**Goal of the exercise:** Output each entry below as it stands, leaving out every picture.
-------
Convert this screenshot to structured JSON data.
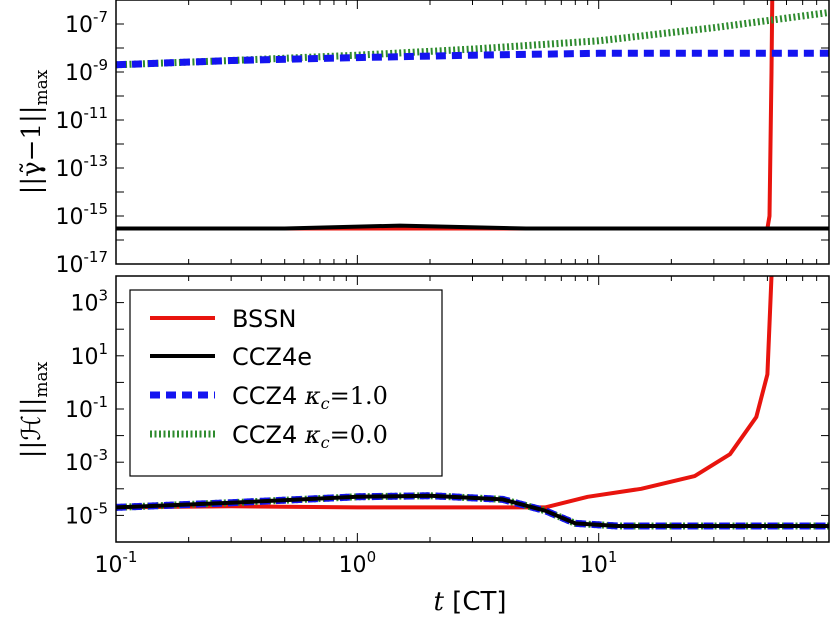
{
  "chart_data": [
    {
      "type": "line",
      "panel": "top",
      "ylabel": "||γ̃−1||max",
      "ylabel_main": "||γ̃−1||",
      "ylabel_sub": "max",
      "xscale": "log",
      "yscale": "log",
      "xlim": [
        0.1,
        90
      ],
      "ylim": [
        1e-17,
        1e-06
      ],
      "yticks": [
        {
          "base": "10",
          "exp": "-7",
          "value": 1e-07
        },
        {
          "base": "10",
          "exp": "-9",
          "value": 1e-09
        },
        {
          "base": "10",
          "exp": "-11",
          "value": 1e-11
        },
        {
          "base": "10",
          "exp": "-13",
          "value": 1e-13
        },
        {
          "base": "10",
          "exp": "-15",
          "value": 1e-15
        },
        {
          "base": "10",
          "exp": "-17",
          "value": 1e-17
        }
      ],
      "series": [
        {
          "name": "BSSN",
          "color": "#e8140e",
          "style": "solid",
          "x": [
            0.1,
            1,
            10,
            50,
            51,
            52,
            52.5
          ],
          "y": [
            3e-16,
            3e-16,
            3e-16,
            3e-16,
            1e-15,
            1e-09,
            1e-05
          ]
        },
        {
          "name": "CCZ4e",
          "color": "#000000",
          "style": "solid",
          "x": [
            0.1,
            0.5,
            1.5,
            5,
            20,
            90
          ],
          "y": [
            3e-16,
            3e-16,
            4e-16,
            3e-16,
            3e-16,
            3e-16
          ]
        },
        {
          "name": "CCZ4 κc=1.0",
          "color": "#1414f0",
          "style": "dashed",
          "x": [
            0.1,
            0.3,
            1,
            3,
            10,
            90
          ],
          "y": [
            2e-09,
            3e-09,
            4e-09,
            5e-09,
            6e-09,
            6e-09
          ]
        },
        {
          "name": "CCZ4 κc=0.0",
          "color": "#2e8b2e",
          "style": "dotted",
          "x": [
            0.1,
            0.3,
            1,
            3,
            10,
            30,
            90
          ],
          "y": [
            2e-09,
            3e-09,
            5e-09,
            9e-09,
            2e-08,
            7e-08,
            3e-07
          ]
        }
      ]
    },
    {
      "type": "line",
      "panel": "bottom",
      "xlabel": "t [CT]",
      "xlabel_italic": "t",
      "xlabel_rest": " [CT]",
      "ylabel": "||ℋ||max",
      "ylabel_main": "||ℋ||",
      "ylabel_sub": "max",
      "xscale": "log",
      "yscale": "log",
      "xlim": [
        0.1,
        90
      ],
      "ylim": [
        1e-06,
        10000.0
      ],
      "xticks": [
        {
          "base": "10",
          "exp": "-1",
          "value": 0.1
        },
        {
          "base": "10",
          "exp": "0",
          "value": 1
        },
        {
          "base": "10",
          "exp": "1",
          "value": 10
        }
      ],
      "yticks": [
        {
          "base": "10",
          "exp": "3",
          "value": 1000.0
        },
        {
          "base": "10",
          "exp": "1",
          "value": 10.0
        },
        {
          "base": "10",
          "exp": "-1",
          "value": 0.1
        },
        {
          "base": "10",
          "exp": "-3",
          "value": 0.001
        },
        {
          "base": "10",
          "exp": "-5",
          "value": 1e-05
        }
      ],
      "series": [
        {
          "name": "BSSN",
          "color": "#e8140e",
          "style": "solid",
          "x": [
            0.1,
            0.3,
            1,
            3,
            6,
            9,
            15,
            25,
            35,
            45,
            50,
            52
          ],
          "y": [
            2e-05,
            2.2e-05,
            2e-05,
            2e-05,
            2e-05,
            5e-05,
            0.0001,
            0.0003,
            0.002,
            0.05,
            2,
            10000.0
          ]
        },
        {
          "name": "CCZ4e",
          "color": "#000000",
          "style": "solid",
          "x": [
            0.1,
            0.3,
            1,
            2,
            4,
            6,
            8,
            12,
            20,
            90
          ],
          "y": [
            2e-05,
            3e-05,
            5e-05,
            5.5e-05,
            4e-05,
            1.5e-05,
            5e-06,
            4e-06,
            4e-06,
            4e-06
          ]
        },
        {
          "name": "CCZ4 κc=1.0",
          "color": "#1414f0",
          "style": "dashed",
          "x": [
            0.1,
            0.3,
            1,
            2,
            4,
            6,
            8,
            12,
            20,
            90
          ],
          "y": [
            2e-05,
            3e-05,
            5e-05,
            5.5e-05,
            4e-05,
            1.5e-05,
            5e-06,
            4e-06,
            4e-06,
            4e-06
          ]
        },
        {
          "name": "CCZ4 κc=0.0",
          "color": "#2e8b2e",
          "style": "dotted",
          "x": [
            0.1,
            0.3,
            1,
            2,
            4,
            6,
            8,
            12,
            20,
            90
          ],
          "y": [
            2e-05,
            3e-05,
            5e-05,
            5.5e-05,
            4e-05,
            1.5e-05,
            5e-06,
            4e-06,
            4e-06,
            4e-06
          ]
        }
      ],
      "legend": {
        "location": "upper-left",
        "entries": [
          {
            "label_main": "BSSN",
            "label_kappa": "",
            "color": "#e8140e",
            "style": "solid"
          },
          {
            "label_main": "CCZ4e",
            "label_kappa": "",
            "color": "#000000",
            "style": "solid"
          },
          {
            "label_main": "CCZ4",
            "label_kappa": "=1.0",
            "color": "#1414f0",
            "style": "dashed"
          },
          {
            "label_main": "CCZ4",
            "label_kappa": "=0.0",
            "color": "#2e8b2e",
            "style": "dotted"
          }
        ]
      }
    }
  ]
}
-------
**The response:**
Convert this screenshot to structured JSON data.
{
  "chart_data": [
    {
      "type": "line",
      "panel": "top",
      "ylabel": "||γ̃−1||max",
      "ylabel_main": "||γ̃−1||",
      "ylabel_sub": "max",
      "xscale": "log",
      "yscale": "log",
      "xlim": [
        0.1,
        90
      ],
      "ylim": [
        1e-17,
        1e-06
      ],
      "yticks": [
        {
          "base": "10",
          "exp": "-7",
          "value": 1e-07
        },
        {
          "base": "10",
          "exp": "-9",
          "value": 1e-09
        },
        {
          "base": "10",
          "exp": "-11",
          "value": 1e-11
        },
        {
          "base": "10",
          "exp": "-13",
          "value": 1e-13
        },
        {
          "base": "10",
          "exp": "-15",
          "value": 1e-15
        },
        {
          "base": "10",
          "exp": "-17",
          "value": 1e-17
        }
      ],
      "series": [
        {
          "name": "BSSN",
          "color": "#e8140e",
          "style": "solid",
          "x": [
            0.1,
            1,
            10,
            50,
            51,
            52,
            52.5
          ],
          "y": [
            3e-16,
            3e-16,
            3e-16,
            3e-16,
            1e-15,
            1e-09,
            1e-05
          ]
        },
        {
          "name": "CCZ4e",
          "color": "#000000",
          "style": "solid",
          "x": [
            0.1,
            0.5,
            1.5,
            5,
            20,
            90
          ],
          "y": [
            3e-16,
            3e-16,
            4e-16,
            3e-16,
            3e-16,
            3e-16
          ]
        },
        {
          "name": "CCZ4 κc=1.0",
          "color": "#1414f0",
          "style": "dashed",
          "x": [
            0.1,
            0.3,
            1,
            3,
            10,
            90
          ],
          "y": [
            2e-09,
            3e-09,
            4e-09,
            5e-09,
            6e-09,
            6e-09
          ]
        },
        {
          "name": "CCZ4 κc=0.0",
          "color": "#2e8b2e",
          "style": "dotted",
          "x": [
            0.1,
            0.3,
            1,
            3,
            10,
            30,
            90
          ],
          "y": [
            2e-09,
            3e-09,
            5e-09,
            9e-09,
            2e-08,
            7e-08,
            3e-07
          ]
        }
      ]
    },
    {
      "type": "line",
      "panel": "bottom",
      "xlabel": "t [CT]",
      "xlabel_italic": "t",
      "xlabel_rest": " [CT]",
      "ylabel": "||ℋ||max",
      "ylabel_main": "||ℋ||",
      "ylabel_sub": "max",
      "xscale": "log",
      "yscale": "log",
      "xlim": [
        0.1,
        90
      ],
      "ylim": [
        1e-06,
        10000.0
      ],
      "xticks": [
        {
          "base": "10",
          "exp": "-1",
          "value": 0.1
        },
        {
          "base": "10",
          "exp": "0",
          "value": 1
        },
        {
          "base": "10",
          "exp": "1",
          "value": 10
        }
      ],
      "yticks": [
        {
          "base": "10",
          "exp": "3",
          "value": 1000.0
        },
        {
          "base": "10",
          "exp": "1",
          "value": 10.0
        },
        {
          "base": "10",
          "exp": "-1",
          "value": 0.1
        },
        {
          "base": "10",
          "exp": "-3",
          "value": 0.001
        },
        {
          "base": "10",
          "exp": "-5",
          "value": 1e-05
        }
      ],
      "series": [
        {
          "name": "BSSN",
          "color": "#e8140e",
          "style": "solid",
          "x": [
            0.1,
            0.3,
            1,
            3,
            6,
            9,
            15,
            25,
            35,
            45,
            50,
            52
          ],
          "y": [
            2e-05,
            2.2e-05,
            2e-05,
            2e-05,
            2e-05,
            5e-05,
            0.0001,
            0.0003,
            0.002,
            0.05,
            2,
            10000.0
          ]
        },
        {
          "name": "CCZ4e",
          "color": "#000000",
          "style": "solid",
          "x": [
            0.1,
            0.3,
            1,
            2,
            4,
            6,
            8,
            12,
            20,
            90
          ],
          "y": [
            2e-05,
            3e-05,
            5e-05,
            5.5e-05,
            4e-05,
            1.5e-05,
            5e-06,
            4e-06,
            4e-06,
            4e-06
          ]
        },
        {
          "name": "CCZ4 κc=1.0",
          "color": "#1414f0",
          "style": "dashed",
          "x": [
            0.1,
            0.3,
            1,
            2,
            4,
            6,
            8,
            12,
            20,
            90
          ],
          "y": [
            2e-05,
            3e-05,
            5e-05,
            5.5e-05,
            4e-05,
            1.5e-05,
            5e-06,
            4e-06,
            4e-06,
            4e-06
          ]
        },
        {
          "name": "CCZ4 κc=0.0",
          "color": "#2e8b2e",
          "style": "dotted",
          "x": [
            0.1,
            0.3,
            1,
            2,
            4,
            6,
            8,
            12,
            20,
            90
          ],
          "y": [
            2e-05,
            3e-05,
            5e-05,
            5.5e-05,
            4e-05,
            1.5e-05,
            5e-06,
            4e-06,
            4e-06,
            4e-06
          ]
        }
      ],
      "legend": {
        "location": "upper-left",
        "entries": [
          {
            "label_main": "BSSN",
            "label_kappa": "",
            "color": "#e8140e",
            "style": "solid"
          },
          {
            "label_main": "CCZ4e",
            "label_kappa": "",
            "color": "#000000",
            "style": "solid"
          },
          {
            "label_main": "CCZ4",
            "label_kappa": "=1.0",
            "color": "#1414f0",
            "style": "dashed"
          },
          {
            "label_main": "CCZ4",
            "label_kappa": "=0.0",
            "color": "#2e8b2e",
            "style": "dotted"
          }
        ]
      }
    }
  ]
}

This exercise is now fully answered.